§ WRITTEN REQUEST: Tally up the lines below that include the word "我有能力处理好班级的各种事务". Answer with the number alone.

§ Dataset items:
=-=-=-=-=

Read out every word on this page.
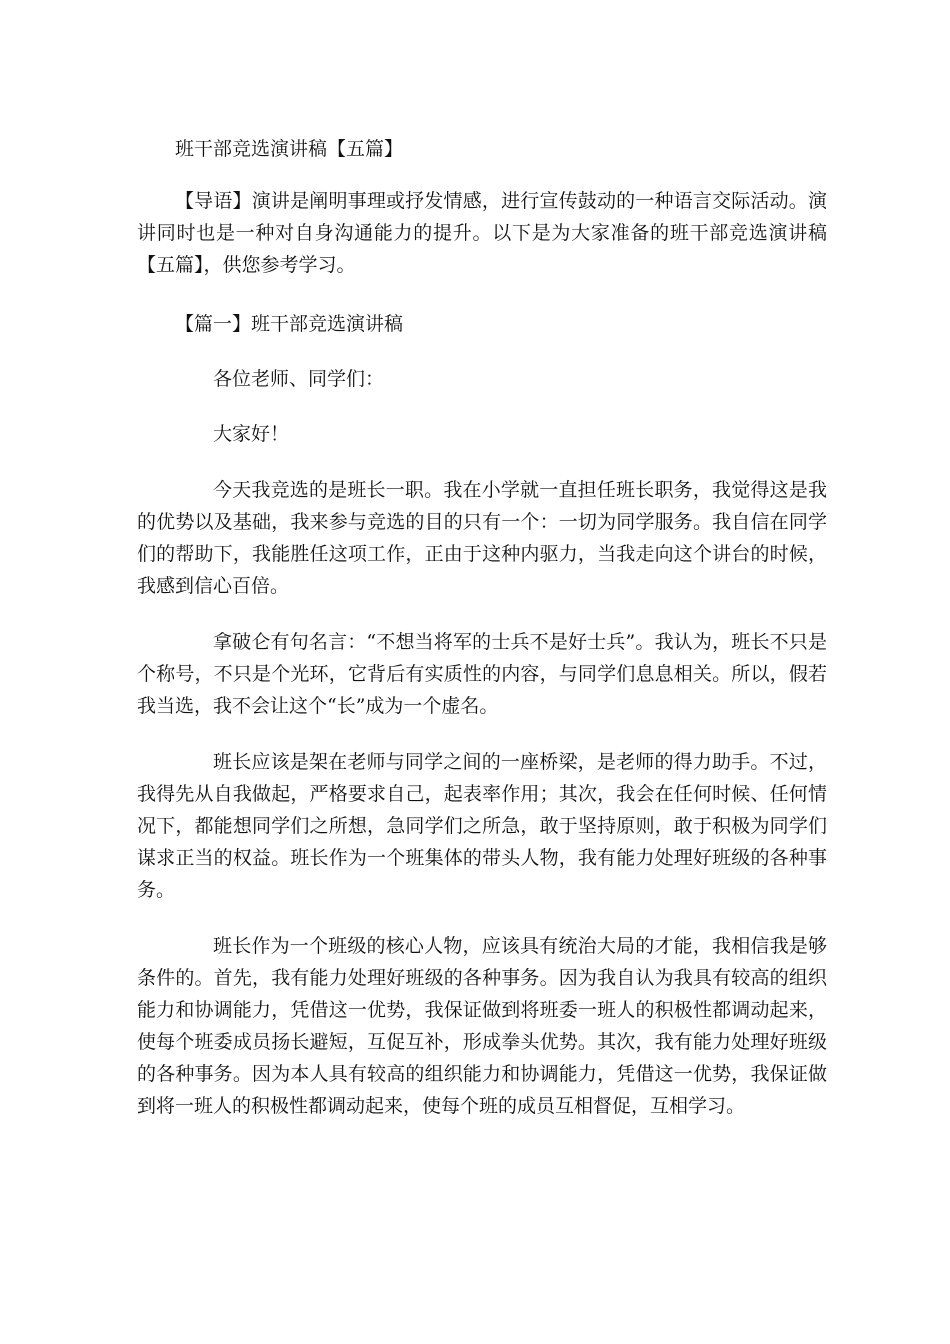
班干部竞选演讲稿【五篇】
【导语】演讲是阐明事理或抒发情感，进行宣传鼓动的一种语言交际活动。演讲同时也是一种对自身沟通能力的提升。以下是为大家准备的班干部竞选演讲稿【五篇】，供您参考学习。
【篇一】班干部竞选演讲稿
各位老师、同学们：
大家好！
今天我竞选的是班长一职。我在小学就一直担任班长职务，我觉得这是我的优势以及基础，我来参与竞选的目的只有一个：一切为同学服务。我自信在同学们的帮助下，我能胜任这项工作，正由于这种内驱力，当我走向这个讲台的时候，我感到信心百倍。
拿破仑有句名言：“不想当将军的士兵不是好士兵”。我认为，班长不只是个称号，不只是个光环，它背后有实质性的内容，与同学们息息相关。所以，假若我当选，我不会让这个“长”成为一个虚名。
班长应该是架在老师与同学之间的一座桥梁，是老师的得力助手。不过，我得先从自我做起，严格要求自己，起表率作用；其次，我会在任何时候、任何情况下，都能想同学们之所想，急同学们之所急，敢于坚持原则，敢于积极为同学们谋求正当的权益。班长作为一个班集体的带头人物，我有能力处理好班级的各种事务。
班长作为一个班级的核心人物，应该具有统治大局的才能，我相信我是够条件的。首先，我有能力处理好班级的各种事务。因为我自认为我具有较高的组织能力和协调能力，凭借这一优势，我保证做到将班委一班人的积极性都调动起来，使每个班委成员扬长避短，互促互补，形成拳头优势。其次，我有能力处理好班级的各种事务。因为本人具有较高的组织能力和协调能力，凭借这一优势，我保证做到将一班人的积极性都调动起来，使每个班的成员互相督促，互相学习。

=-=-=-=-=

§ TASK SOLUTION: 2